**WRITTEN EXERCISE**
Read the listing below and copy out every line that holds "view".

**PROVIDED MATERIAL**

########################################

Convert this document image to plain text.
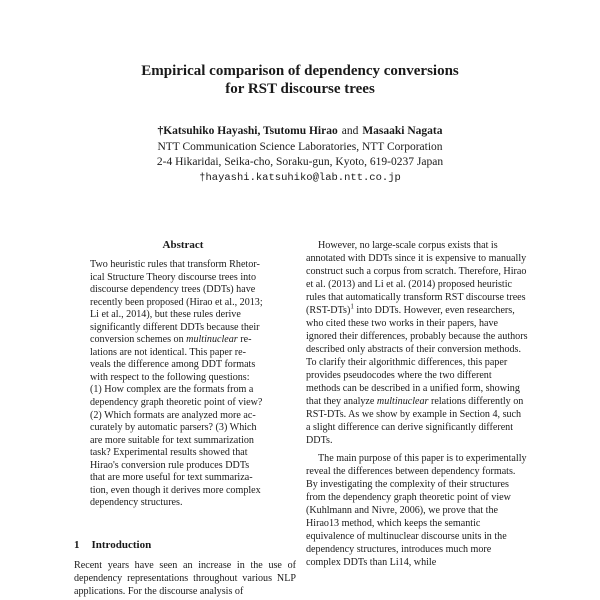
Empirical comparison of dependency conversions
for RST discourse trees
†Katsuhiko Hayashi, Tsutomu Hirao and Masaaki Nagata
NTT Communication Science Laboratories, NTT Corporation
2-4 Hikaridai, Seika-cho, Soraku-gun, Kyoto, 619-0237 Japan
†hayashi.katsuhiko@lab.ntt.co.jp
Abstract
Two heuristic rules that transform Rhetor-
ical Structure Theory discourse trees into
discourse dependency trees (DDTs) have
recently been proposed (Hirao et al., 2013;
Li et al., 2014), but these rules derive
significantly different DDTs because their
conversion schemes on multinuclear re-
lations are not identical. This paper re-
veals the difference among DDT formats
with respect to the following questions:
(1) How complex are the formats from a
dependency graph theoretic point of view?
(2) Which formats are analyzed more ac-
curately by automatic parsers? (3) Which
are more suitable for text summarization
task? Experimental results showed that
Hirao's conversion rule produces DDTs
that are more useful for text summariza-
tion, even though it derives more complex
dependency structures.
1 Introduction
Recent years have seen an increase in the use of dependency representations throughout various NLP applications. For the discourse analysis of

However, no large-scale corpus exists that is annotated with DDTs since it is expensive to manually construct such a corpus from scratch. Therefore, Hirao et al. (2013) and Li et al. (2014) proposed heuristic rules that automatically transform RST discourse trees $(RST-DTs)^1$ into DDTs. However, even researchers, who cited these two works in their papers, have ignored their differences, probably because the authors described only abstracts of their conversion methods. To clarify their algorithmic differences, this paper provides pseudocodes where the two different methods can be described in a unified form, showing that they analyze multinuclear relations differently on RST-DTs. As we show by example in Section 4, such a slight difference can derive significantly different DDTs.

The main purpose of this paper is to experimentally reveal the differences between dependency formats. By investigating the complexity of their structures from the dependency graph theoretic point of view (Kuhlmann and Nivre, 2006), we prove that the Hirao13 method, which keeps the semantic equivalence of multinuclear discourse units in the dependency structures, introduces much more complex DDTs than Li14, while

########################################

**SOLUTION TO THIS PROBLEM**
dependency graph theoretic point of view?
The main purpose of this paper is to experimentally reveal the differences between dependency formats. By investigating the complexity of their structures from the dependency graph theoretic point of view (Kuhlmann and Nivre, 2006), we prove that the Hirao13 method, which keeps the semantic equivalence of multinuclear discourse units in the dependency structures, introduces much more complex DDTs than Li14, while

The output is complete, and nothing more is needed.